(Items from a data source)
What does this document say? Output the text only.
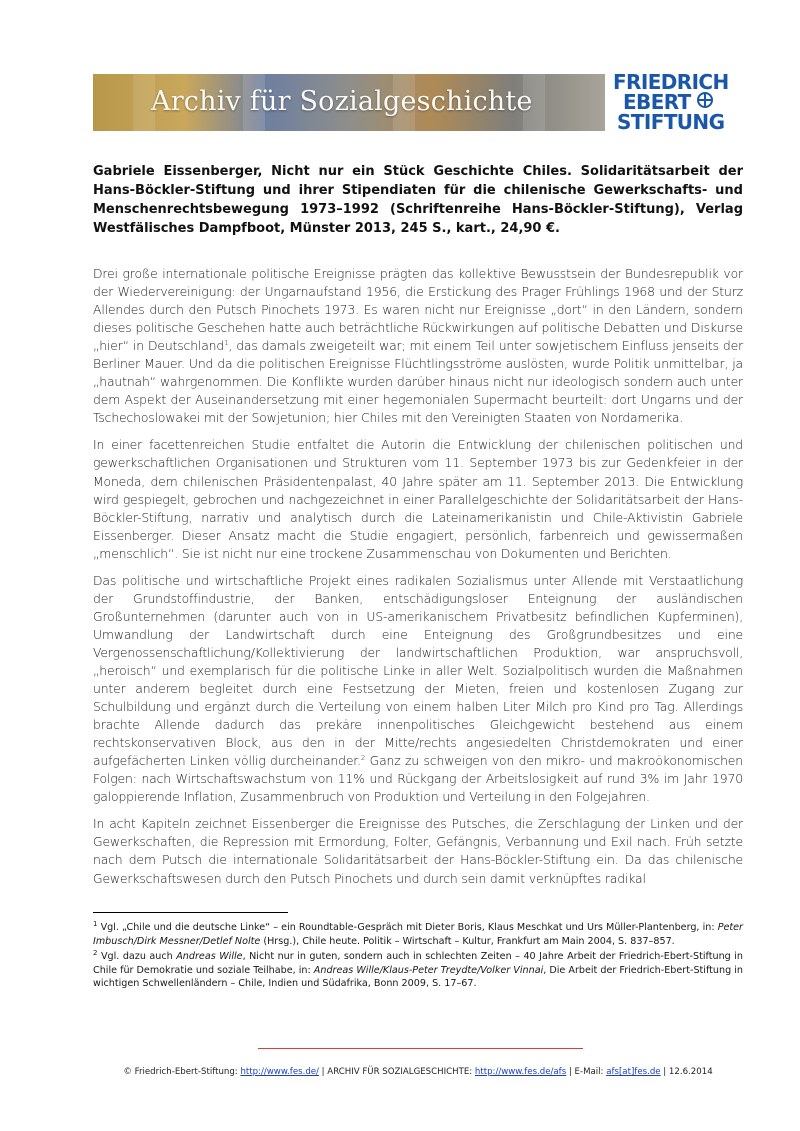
Archiv für Sozialgeschichte
FRIEDRICH
EBERT
STIFTUNG

Gabriele Eissenberger, Nicht nur ein Stück Geschichte Chiles. Solidaritätsarbeit der Hans-Böckler-Stiftung und ihrer Stipendiaten für die chilenische Gewerkschafts- und Menschenrechtsbewegung 1973–1992 (Schriftenreihe Hans-Böckler-Stiftung), Verlag Westfälisches Dampfboot, Münster 2013, 245 S., kart., 24,90 €.

Drei große internationale politische Ereignisse prägten das kollektive Bewusstsein der Bundesrepublik vor der Wiedervereinigung: der Ungarnaufstand 1956, die Erstickung des Prager Frühlings 1968 und der Sturz Allendes durch den Putsch Pinochets 1973. Es waren nicht nur Ereignisse „dort“ in den Ländern, sondern dieses politische Geschehen hatte auch beträchtliche Rückwirkungen auf politische Debatten und Diskurse „hier“ in Deutschland$^1$, das damals zweigeteilt war; mit einem Teil unter sowjetischem Einfluss jenseits der Berliner Mauer. Und da die politischen Ereignisse Flüchtlingsströme auslösten, wurde Politik unmittelbar, ja „hautnah“ wahrgenommen. Die Konflikte wurden darüber hinaus nicht nur ideologisch sondern auch unter dem Aspekt der Auseinandersetzung mit einer hegemonialen Supermacht beurteilt: dort Ungarns und der Tschechoslowakei mit der Sowjetunion; hier Chiles mit den Vereinigten Staaten von Nordamerika.

In einer facettenreichen Studie entfaltet die Autorin die Entwicklung der chilenischen politischen und gewerkschaftlichen Organisationen und Strukturen vom 11. September 1973 bis zur Gedenkfeier in der Moneda, dem chilenischen Präsidentenpalast, 40 Jahre später am 11. September 2013. Die Entwicklung wird gespiegelt, gebrochen und nachgezeichnet in einer Parallelgeschichte der Solidaritätsarbeit der Hans-Böckler-Stiftung, narrativ und analytisch durch die Lateinamerikanistin und Chile-Aktivistin Gabriele Eissenberger. Dieser Ansatz macht die Studie engagiert, persönlich, farbenreich und gewissermaßen „menschlich“. Sie ist nicht nur eine trockene Zusammenschau von Dokumenten und Berichten.

Das politische und wirtschaftliche Projekt eines radikalen Sozialismus unter Allende mit Verstaatlichung der Grundstoffindustrie, der Banken, entschädigungsloser Enteignung der ausländischen Großunternehmen (darunter auch von in US-amerikanischem Privatbesitz befindlichen Kupferminen), Umwandlung der Landwirtschaft durch eine Enteignung des Großgrundbesitzes und eine Vergenossenschaftlichung/Kollektivierung der landwirtschaftlichen Produktion, war anspruchsvoll, „heroisch“ und exemplarisch für die politische Linke in aller Welt. Sozialpolitisch wurden die Maßnahmen unter anderem begleitet durch eine Festsetzung der Mieten, freien und kostenlosen Zugang zur Schulbildung und ergänzt durch die Verteilung von einem halben Liter Milch pro Kind pro Tag. Allerdings brachte Allende dadurch das prekäre innenpolitisches Gleichgewicht bestehend aus einem rechtskonservativen Block, aus den in der Mitte/rechts angesiedelten Christdemokraten und einer aufgefächerten Linken völlig durcheinander.$^2$ Ganz zu schweigen von den mikro- und makroökonomischen Folgen: nach Wirtschaftswachstum von 11% und Rückgang der Arbeitslosigkeit auf rund 3% im Jahr 1970 galoppierende Inflation, Zusammenbruch von Produktion und Verteilung in den Folgejahren.

In acht Kapiteln zeichnet Eissenberger die Ereignisse des Putsches, die Zerschlagung der Linken und der Gewerkschaften, die Repression mit Ermordung, Folter, Gefängnis, Verbannung und Exil nach. Früh setzte nach dem Putsch die internationale Solidaritätsarbeit der Hans-Böckler-Stiftung ein. Da das chilenische Gewerkschaftswesen durch den Putsch Pinochets und durch sein damit verknüpftes radikal

$^1$ Vgl. „Chile und die deutsche Linke“ – ein Roundtable-Gespräch mit Dieter Boris, Klaus Meschkat und Urs Müller-Plantenberg, in: Peter Imbusch/Dirk Messner/Detlef Nolte (Hrsg.), Chile heute. Politik – Wirtschaft – Kultur, Frankfurt am Main 2004, S. 837–857.

$^2$ Vgl. dazu auch Andreas Wille, Nicht nur in guten, sondern auch in schlechten Zeiten – 40 Jahre Arbeit der Friedrich-Ebert-Stiftung in Chile für Demokratie und soziale Teilhabe, in: Andreas Wille/Klaus-Peter Treydte/Volker Vinnai, Die Arbeit der Friedrich-Ebert-Stiftung in wichtigen Schwellenländern – Chile, Indien und Südafrika, Bonn 2009, S. 17–67.

© Friedrich-Ebert-Stiftung: http://www.fes.de/ | ARCHIV FÜR SOZIALGESCHICHTE: http://www.fes.de/afs | E-Mail: afs[at]fes.de | 12.6.2014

** Task directions **
Print, word for word, every entry shown above; the pictures stay out.

** Output of the task **
What does this document say? Output the text only.
Archiv für Sozialgeschichte
FRIEDRICH
EBERT
STIFTUNG

Gabriele Eissenberger, Nicht nur ein Stück Geschichte Chiles. Solidaritätsarbeit der Hans-Böckler-Stiftung und ihrer Stipendiaten für die chilenische Gewerkschafts- und Menschenrechtsbewegung 1973–1992 (Schriftenreihe Hans-Böckler-Stiftung), Verlag Westfälisches Dampfboot, Münster 2013, 245 S., kart., 24,90 €.

Drei große internationale politische Ereignisse prägten das kollektive Bewusstsein der Bundesrepublik vor der Wiedervereinigung: der Ungarnaufstand 1956, die Erstickung des Prager Frühlings 1968 und der Sturz Allendes durch den Putsch Pinochets 1973. Es waren nicht nur Ereignisse „dort“ in den Ländern, sondern dieses politische Geschehen hatte auch beträchtliche Rückwirkungen auf politische Debatten und Diskurse „hier“ in Deutschland$^1$, das damals zweigeteilt war; mit einem Teil unter sowjetischem Einfluss jenseits der Berliner Mauer. Und da die politischen Ereignisse Flüchtlingsströme auslösten, wurde Politik unmittelbar, ja „hautnah“ wahrgenommen. Die Konflikte wurden darüber hinaus nicht nur ideologisch sondern auch unter dem Aspekt der Auseinandersetzung mit einer hegemonialen Supermacht beurteilt: dort Ungarns und der Tschechoslowakei mit der Sowjetunion; hier Chiles mit den Vereinigten Staaten von Nordamerika.

In einer facettenreichen Studie entfaltet die Autorin die Entwicklung der chilenischen politischen und gewerkschaftlichen Organisationen und Strukturen vom 11. September 1973 bis zur Gedenkfeier in der Moneda, dem chilenischen Präsidentenpalast, 40 Jahre später am 11. September 2013. Die Entwicklung wird gespiegelt, gebrochen und nachgezeichnet in einer Parallelgeschichte der Solidaritätsarbeit der Hans-Böckler-Stiftung, narrativ und analytisch durch die Lateinamerikanistin und Chile-Aktivistin Gabriele Eissenberger. Dieser Ansatz macht die Studie engagiert, persönlich, farbenreich und gewissermaßen „menschlich“. Sie ist nicht nur eine trockene Zusammenschau von Dokumenten und Berichten.

Das politische und wirtschaftliche Projekt eines radikalen Sozialismus unter Allende mit Verstaatlichung der Grundstoffindustrie, der Banken, entschädigungsloser Enteignung der ausländischen Großunternehmen (darunter auch von in US-amerikanischem Privatbesitz befindlichen Kupferminen), Umwandlung der Landwirtschaft durch eine Enteignung des Großgrundbesitzes und eine Vergenossenschaftlichung/Kollektivierung der landwirtschaftlichen Produktion, war anspruchsvoll, „heroisch“ und exemplarisch für die politische Linke in aller Welt. Sozialpolitisch wurden die Maßnahmen unter anderem begleitet durch eine Festsetzung der Mieten, freien und kostenlosen Zugang zur Schulbildung und ergänzt durch die Verteilung von einem halben Liter Milch pro Kind pro Tag. Allerdings brachte Allende dadurch das prekäre innenpolitisches Gleichgewicht bestehend aus einem rechtskonservativen Block, aus den in der Mitte/rechts angesiedelten Christdemokraten und einer aufgefächerten Linken völlig durcheinander.$^2$ Ganz zu schweigen von den mikro- und makroökonomischen Folgen: nach Wirtschaftswachstum von 11% und Rückgang der Arbeitslosigkeit auf rund 3% im Jahr 1970 galoppierende Inflation, Zusammenbruch von Produktion und Verteilung in den Folgejahren.

In acht Kapiteln zeichnet Eissenberger die Ereignisse des Putsches, die Zerschlagung der Linken und der Gewerkschaften, die Repression mit Ermordung, Folter, Gefängnis, Verbannung und Exil nach. Früh setzte nach dem Putsch die internationale Solidaritätsarbeit der Hans-Böckler-Stiftung ein. Da das chilenische Gewerkschaftswesen durch den Putsch Pinochets und durch sein damit verknüpftes radikal

$^1$ Vgl. „Chile und die deutsche Linke“ – ein Roundtable-Gespräch mit Dieter Boris, Klaus Meschkat und Urs Müller-Plantenberg, in: Peter Imbusch/Dirk Messner/Detlef Nolte (Hrsg.), Chile heute. Politik – Wirtschaft – Kultur, Frankfurt am Main 2004, S. 837–857.

$^2$ Vgl. dazu auch Andreas Wille, Nicht nur in guten, sondern auch in schlechten Zeiten – 40 Jahre Arbeit der Friedrich-Ebert-Stiftung in Chile für Demokratie und soziale Teilhabe, in: Andreas Wille/Klaus-Peter Treydte/Volker Vinnai, Die Arbeit der Friedrich-Ebert-Stiftung in wichtigen Schwellenländern – Chile, Indien und Südafrika, Bonn 2009, S. 17–67.

© Friedrich-Ebert-Stiftung: http://www.fes.de/ | ARCHIV FÜR SOZIALGESCHICHTE: http://www.fes.de/afs | E-Mail: afs[at]fes.de | 12.6.2014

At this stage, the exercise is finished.